● **Exercise details**:
Return the listing below unchanged, minus its pictures.

--- Start Entries shown ---

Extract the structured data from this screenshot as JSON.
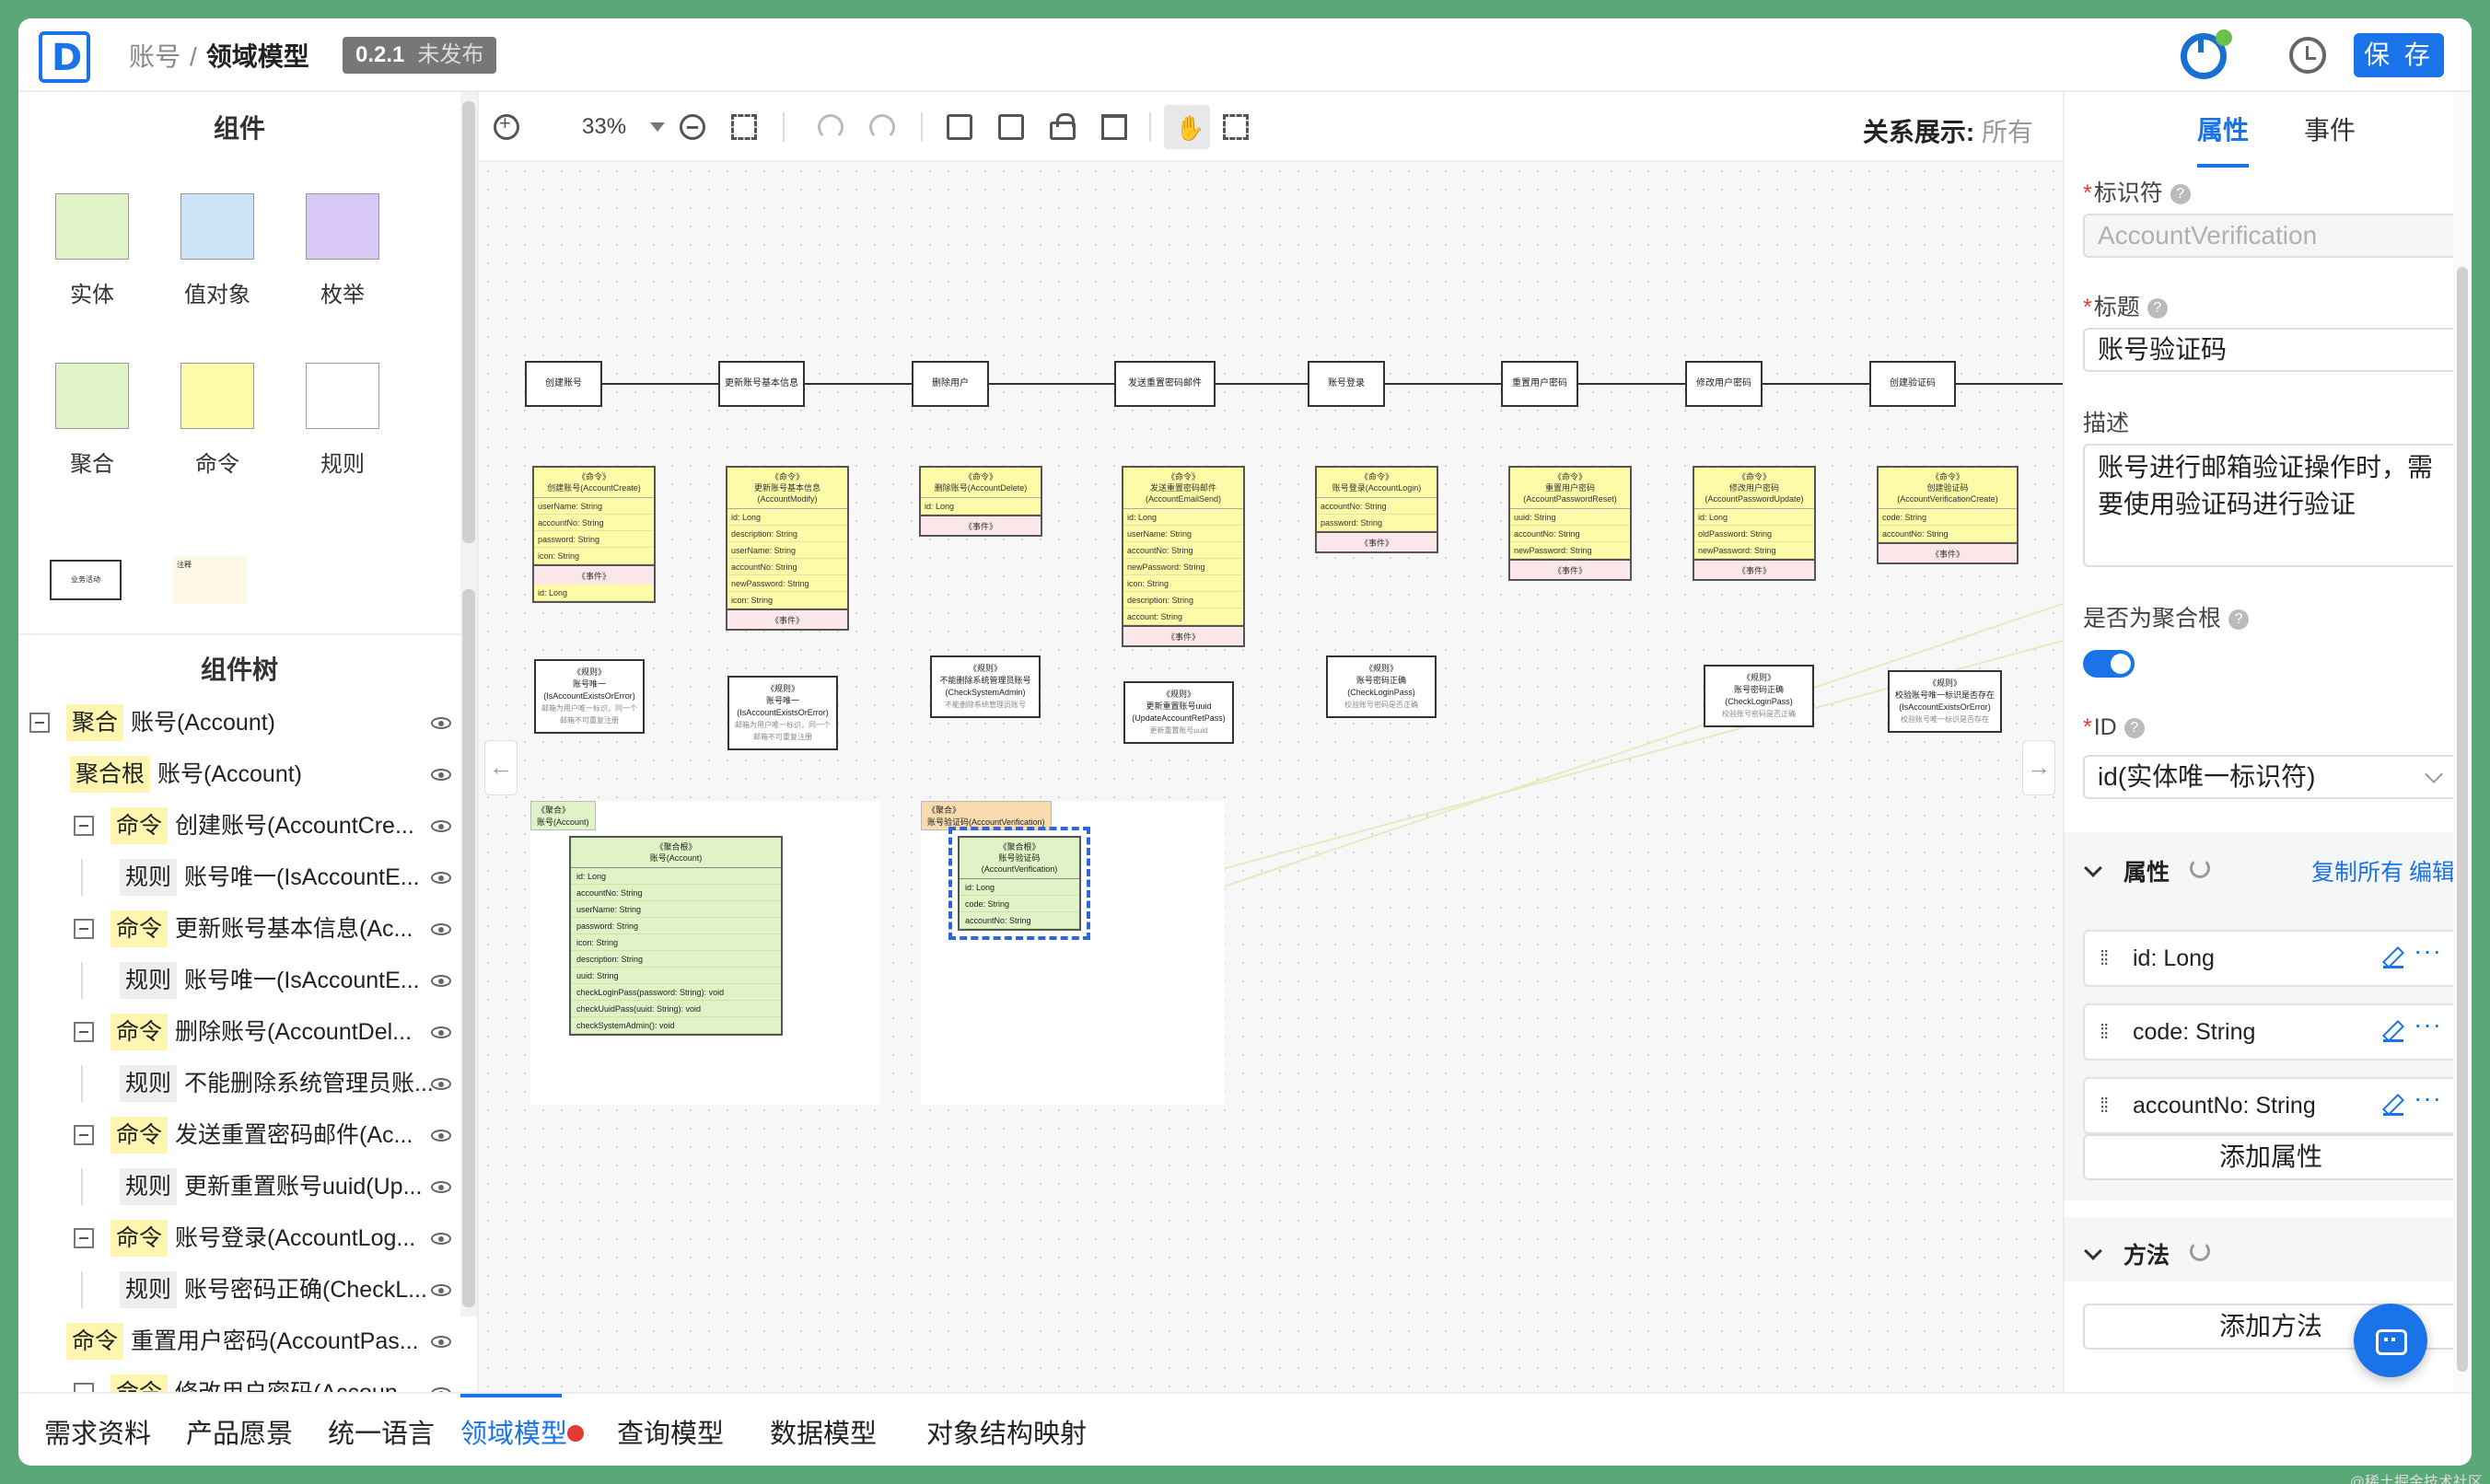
{
  "header": {
    "breadcrumb_root": "账号",
    "breadcrumb_sep": "/",
    "breadcrumb_current": "领域模型",
    "version": "0.2.1",
    "version_status": "未发布",
    "save_label": "保 存"
  },
  "left": {
    "components_title": "组件",
    "components": [
      {
        "label": "实体",
        "icon": "entity-icon",
        "color": "#dff3c6"
      },
      {
        "label": "值对象",
        "icon": "value-object-icon",
        "color": "#cde3f7"
      },
      {
        "label": "枚举",
        "icon": "enum-icon",
        "color": "#d7c8f5"
      },
      {
        "label": "聚合",
        "icon": "aggregate-icon",
        "color": "#dff3c6"
      },
      {
        "label": "命令",
        "icon": "command-icon",
        "color": "#fdfaa8"
      },
      {
        "label": "规则",
        "icon": "rule-icon",
        "color": "#ffffff"
      }
    ],
    "extra_components": [
      {
        "label": "业务活动"
      },
      {
        "label": "注释"
      }
    ],
    "tree_title": "组件树",
    "tree": [
      {
        "tag": "聚合",
        "text": "账号(Account)"
      },
      {
        "tag": "聚合根",
        "text": "账号(Account)"
      },
      {
        "tag": "命令",
        "text": "创建账号(AccountCre..."
      },
      {
        "tag": "规则",
        "text": "账号唯一(IsAccountE..."
      },
      {
        "tag": "命令",
        "text": "更新账号基本信息(Ac..."
      },
      {
        "tag": "规则",
        "text": "账号唯一(IsAccountE..."
      },
      {
        "tag": "命令",
        "text": "删除账号(AccountDel..."
      },
      {
        "tag": "规则",
        "text": "不能删除系统管理员账..."
      },
      {
        "tag": "命令",
        "text": "发送重置密码邮件(Ac..."
      },
      {
        "tag": "规则",
        "text": "更新重置账号uuid(Up..."
      },
      {
        "tag": "命令",
        "text": "账号登录(AccountLog..."
      },
      {
        "tag": "规则",
        "text": "账号密码正确(CheckL..."
      },
      {
        "tag": "命令",
        "text": "重置用户密码(AccountPas..."
      },
      {
        "tag": "命令",
        "text": "修改用户密码(Accoun..."
      }
    ]
  },
  "toolbar": {
    "zoom": "33%",
    "relation_label": "关系展示:",
    "relation_value": "所有"
  },
  "canvas": {
    "events": [
      "创建账号",
      "更新账号基本信息",
      "删除用户",
      "发送重置密码邮件",
      "账号登录",
      "重置用户密码",
      "修改用户密码",
      "创建验证码"
    ],
    "commands": [
      {
        "stereo": "《命令》",
        "title": "创建账号(AccountCreate)",
        "rows": [
          "userName: String",
          "accountNo: String",
          "password: String",
          "icon: String"
        ],
        "event": "《事件》",
        "after": [
          "id: Long"
        ]
      },
      {
        "stereo": "《命令》",
        "title": "更新账号基本信息(AccountModify)",
        "rows": [
          "id: Long",
          "description: String",
          "userName: String",
          "accountNo: String",
          "newPassword: String",
          "icon: String"
        ],
        "event": "《事件》",
        "after": []
      },
      {
        "stereo": "《命令》",
        "title": "删除账号(AccountDelete)",
        "rows": [
          "id: Long"
        ],
        "event": "《事件》",
        "after": []
      },
      {
        "stereo": "《命令》",
        "title": "发送重置密码邮件(AccountEmailSend)",
        "rows": [
          "id: Long",
          "userName: String",
          "accountNo: String",
          "newPassword: String",
          "icon: String",
          "description: String",
          "account: String"
        ],
        "event": "《事件》",
        "after": []
      },
      {
        "stereo": "《命令》",
        "title": "账号登录(AccountLogin)",
        "rows": [
          "accountNo: String",
          "password: String"
        ],
        "event": "《事件》",
        "after": []
      },
      {
        "stereo": "《命令》",
        "title": "重置用户密码(AccountPasswordReset)",
        "rows": [
          "uuid: String",
          "accountNo: String",
          "newPassword: String"
        ],
        "event": "《事件》",
        "after": []
      },
      {
        "stereo": "《命令》",
        "title": "修改用户密码(AccountPasswordUpdate)",
        "rows": [
          "id: Long",
          "oldPassword: String",
          "newPassword: String"
        ],
        "event": "《事件》",
        "after": []
      },
      {
        "stereo": "《命令》",
        "title": "创建验证码(AccountVerificationCreate)",
        "rows": [
          "code: String",
          "accountNo: String"
        ],
        "event": "《事件》",
        "after": []
      }
    ],
    "rules": [
      {
        "stereo": "《规则》",
        "title": "账号唯一",
        "code": "(IsAccountExistsOrError)",
        "note": "邮箱为用户唯一标识，同一个邮箱不可重复注册"
      },
      {
        "stereo": "《规则》",
        "title": "账号唯一",
        "code": "(IsAccountExistsOrError)",
        "note": "邮箱为用户唯一标识，同一个邮箱不可重复注册"
      },
      {
        "stereo": "《规则》",
        "title": "不能删除系统管理员账号",
        "code": "(CheckSystemAdmin)",
        "note": "不能删除系统管理员账号"
      },
      {
        "stereo": "《规则》",
        "title": "更新重置账号uuid",
        "code": "(UpdateAccountRetPass)",
        "note": "更新重置账号uuid"
      },
      {
        "stereo": "《规则》",
        "title": "账号密码正确",
        "code": "(CheckLoginPass)",
        "note": "校验账号密码是否正确"
      },
      {
        "stereo": "《规则》",
        "title": "账号密码正确",
        "code": "(CheckLoginPass)",
        "note": "校验账号密码是否正确"
      },
      {
        "stereo": "《规则》",
        "title": "校验账号唯一标识是否存在",
        "code": "(IsAccountExistsOrError)",
        "note": "校验账号唯一标识是否存在"
      }
    ],
    "aggregates": [
      {
        "label": "《聚合》\n账号(Account)",
        "entity_stereo": "《聚合根》",
        "entity_title": "账号(Account)",
        "rows": [
          "id: Long",
          "accountNo: String",
          "userName: String",
          "password: String",
          "icon: String",
          "description: String",
          "uuid: String",
          "checkLoginPass(password: String): void",
          "checkUuidPass(uuid: String): void",
          "checkSystemAdmin(): void"
        ]
      },
      {
        "label": "《聚合》\n账号验证码(AccountVerification)",
        "entity_stereo": "《聚合根》",
        "entity_title": "账号验证码(AccountVerification)",
        "rows": [
          "id: Long",
          "code: String",
          "accountNo: String"
        ]
      }
    ]
  },
  "right": {
    "tab_props": "属性",
    "tab_events": "事件",
    "identifier_label": "标识符",
    "identifier_value": "AccountVerification",
    "title_label": "标题",
    "title_value": "账号验证码",
    "desc_label": "描述",
    "desc_value": "账号进行邮箱验证操作时，需要使用验证码进行验证",
    "is_root_label": "是否为聚合根",
    "is_root": true,
    "id_label": "ID",
    "id_value": "id(实体唯一标识符)",
    "props_section": "属性",
    "copy_all": "复制所有",
    "edit": "编辑",
    "properties": [
      "id: Long",
      "code: String",
      "accountNo: String"
    ],
    "add_prop": "添加属性",
    "methods_section": "方法",
    "add_method": "添加方法",
    "accent": "#1a73e8"
  },
  "bottom_tabs": [
    "需求资料",
    "产品愿景",
    "统一语言",
    "领域模型",
    "查询模型",
    "数据模型",
    "对象结构映射"
  ],
  "active_tab": "领域模型",
  "watermark": "@稀土掘金技术社区"
}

--- End Entries shown ---

● **Result below**:
Extract the structured data from this screenshot as JSON.
{
  "header": {
    "breadcrumb_root": "账号",
    "breadcrumb_sep": "/",
    "breadcrumb_current": "领域模型",
    "version": "0.2.1",
    "version_status": "未发布",
    "save_label": "保 存"
  },
  "left": {
    "components_title": "组件",
    "components": [
      {
        "label": "实体",
        "icon": "entity-icon",
        "color": "#dff3c6"
      },
      {
        "label": "值对象",
        "icon": "value-object-icon",
        "color": "#cde3f7"
      },
      {
        "label": "枚举",
        "icon": "enum-icon",
        "color": "#d7c8f5"
      },
      {
        "label": "聚合",
        "icon": "aggregate-icon",
        "color": "#dff3c6"
      },
      {
        "label": "命令",
        "icon": "command-icon",
        "color": "#fdfaa8"
      },
      {
        "label": "规则",
        "icon": "rule-icon",
        "color": "#ffffff"
      }
    ],
    "extra_components": [
      {
        "label": "业务活动"
      },
      {
        "label": "注释"
      }
    ],
    "tree_title": "组件树",
    "tree": [
      {
        "tag": "聚合",
        "text": "账号(Account)"
      },
      {
        "tag": "聚合根",
        "text": "账号(Account)"
      },
      {
        "tag": "命令",
        "text": "创建账号(AccountCre..."
      },
      {
        "tag": "规则",
        "text": "账号唯一(IsAccountE..."
      },
      {
        "tag": "命令",
        "text": "更新账号基本信息(Ac..."
      },
      {
        "tag": "规则",
        "text": "账号唯一(IsAccountE..."
      },
      {
        "tag": "命令",
        "text": "删除账号(AccountDel..."
      },
      {
        "tag": "规则",
        "text": "不能删除系统管理员账..."
      },
      {
        "tag": "命令",
        "text": "发送重置密码邮件(Ac..."
      },
      {
        "tag": "规则",
        "text": "更新重置账号uuid(Up..."
      },
      {
        "tag": "命令",
        "text": "账号登录(AccountLog..."
      },
      {
        "tag": "规则",
        "text": "账号密码正确(CheckL..."
      },
      {
        "tag": "命令",
        "text": "重置用户密码(AccountPas..."
      },
      {
        "tag": "命令",
        "text": "修改用户密码(Accoun..."
      }
    ]
  },
  "toolbar": {
    "zoom": "33%",
    "relation_label": "关系展示:",
    "relation_value": "所有"
  },
  "canvas": {
    "events": [
      "创建账号",
      "更新账号基本信息",
      "删除用户",
      "发送重置密码邮件",
      "账号登录",
      "重置用户密码",
      "修改用户密码",
      "创建验证码"
    ],
    "commands": [
      {
        "stereo": "《命令》",
        "title": "创建账号(AccountCreate)",
        "rows": [
          "userName: String",
          "accountNo: String",
          "password: String",
          "icon: String"
        ],
        "event": "《事件》",
        "after": [
          "id: Long"
        ]
      },
      {
        "stereo": "《命令》",
        "title": "更新账号基本信息(AccountModify)",
        "rows": [
          "id: Long",
          "description: String",
          "userName: String",
          "accountNo: String",
          "newPassword: String",
          "icon: String"
        ],
        "event": "《事件》",
        "after": []
      },
      {
        "stereo": "《命令》",
        "title": "删除账号(AccountDelete)",
        "rows": [
          "id: Long"
        ],
        "event": "《事件》",
        "after": []
      },
      {
        "stereo": "《命令》",
        "title": "发送重置密码邮件(AccountEmailSend)",
        "rows": [
          "id: Long",
          "userName: String",
          "accountNo: String",
          "newPassword: String",
          "icon: String",
          "description: String",
          "account: String"
        ],
        "event": "《事件》",
        "after": []
      },
      {
        "stereo": "《命令》",
        "title": "账号登录(AccountLogin)",
        "rows": [
          "accountNo: String",
          "password: String"
        ],
        "event": "《事件》",
        "after": []
      },
      {
        "stereo": "《命令》",
        "title": "重置用户密码(AccountPasswordReset)",
        "rows": [
          "uuid: String",
          "accountNo: String",
          "newPassword: String"
        ],
        "event": "《事件》",
        "after": []
      },
      {
        "stereo": "《命令》",
        "title": "修改用户密码(AccountPasswordUpdate)",
        "rows": [
          "id: Long",
          "oldPassword: String",
          "newPassword: String"
        ],
        "event": "《事件》",
        "after": []
      },
      {
        "stereo": "《命令》",
        "title": "创建验证码(AccountVerificationCreate)",
        "rows": [
          "code: String",
          "accountNo: String"
        ],
        "event": "《事件》",
        "after": []
      }
    ],
    "rules": [
      {
        "stereo": "《规则》",
        "title": "账号唯一",
        "code": "(IsAccountExistsOrError)",
        "note": "邮箱为用户唯一标识，同一个邮箱不可重复注册"
      },
      {
        "stereo": "《规则》",
        "title": "账号唯一",
        "code": "(IsAccountExistsOrError)",
        "note": "邮箱为用户唯一标识，同一个邮箱不可重复注册"
      },
      {
        "stereo": "《规则》",
        "title": "不能删除系统管理员账号",
        "code": "(CheckSystemAdmin)",
        "note": "不能删除系统管理员账号"
      },
      {
        "stereo": "《规则》",
        "title": "更新重置账号uuid",
        "code": "(UpdateAccountRetPass)",
        "note": "更新重置账号uuid"
      },
      {
        "stereo": "《规则》",
        "title": "账号密码正确",
        "code": "(CheckLoginPass)",
        "note": "校验账号密码是否正确"
      },
      {
        "stereo": "《规则》",
        "title": "账号密码正确",
        "code": "(CheckLoginPass)",
        "note": "校验账号密码是否正确"
      },
      {
        "stereo": "《规则》",
        "title": "校验账号唯一标识是否存在",
        "code": "(IsAccountExistsOrError)",
        "note": "校验账号唯一标识是否存在"
      }
    ],
    "aggregates": [
      {
        "label": "《聚合》\n账号(Account)",
        "entity_stereo": "《聚合根》",
        "entity_title": "账号(Account)",
        "rows": [
          "id: Long",
          "accountNo: String",
          "userName: String",
          "password: String",
          "icon: String",
          "description: String",
          "uuid: String",
          "checkLoginPass(password: String): void",
          "checkUuidPass(uuid: String): void",
          "checkSystemAdmin(): void"
        ]
      },
      {
        "label": "《聚合》\n账号验证码(AccountVerification)",
        "entity_stereo": "《聚合根》",
        "entity_title": "账号验证码(AccountVerification)",
        "rows": [
          "id: Long",
          "code: String",
          "accountNo: String"
        ]
      }
    ]
  },
  "right": {
    "tab_props": "属性",
    "tab_events": "事件",
    "identifier_label": "标识符",
    "identifier_value": "AccountVerification",
    "title_label": "标题",
    "title_value": "账号验证码",
    "desc_label": "描述",
    "desc_value": "账号进行邮箱验证操作时，需要使用验证码进行验证",
    "is_root_label": "是否为聚合根",
    "is_root": true,
    "id_label": "ID",
    "id_value": "id(实体唯一标识符)",
    "props_section": "属性",
    "copy_all": "复制所有",
    "edit": "编辑",
    "properties": [
      "id: Long",
      "code: String",
      "accountNo: String"
    ],
    "add_prop": "添加属性",
    "methods_section": "方法",
    "add_method": "添加方法",
    "accent": "#1a73e8"
  },
  "bottom_tabs": [
    "需求资料",
    "产品愿景",
    "统一语言",
    "领域模型",
    "查询模型",
    "数据模型",
    "对象结构映射"
  ],
  "active_tab": "领域模型",
  "watermark": "@稀土掘金技术社区"
}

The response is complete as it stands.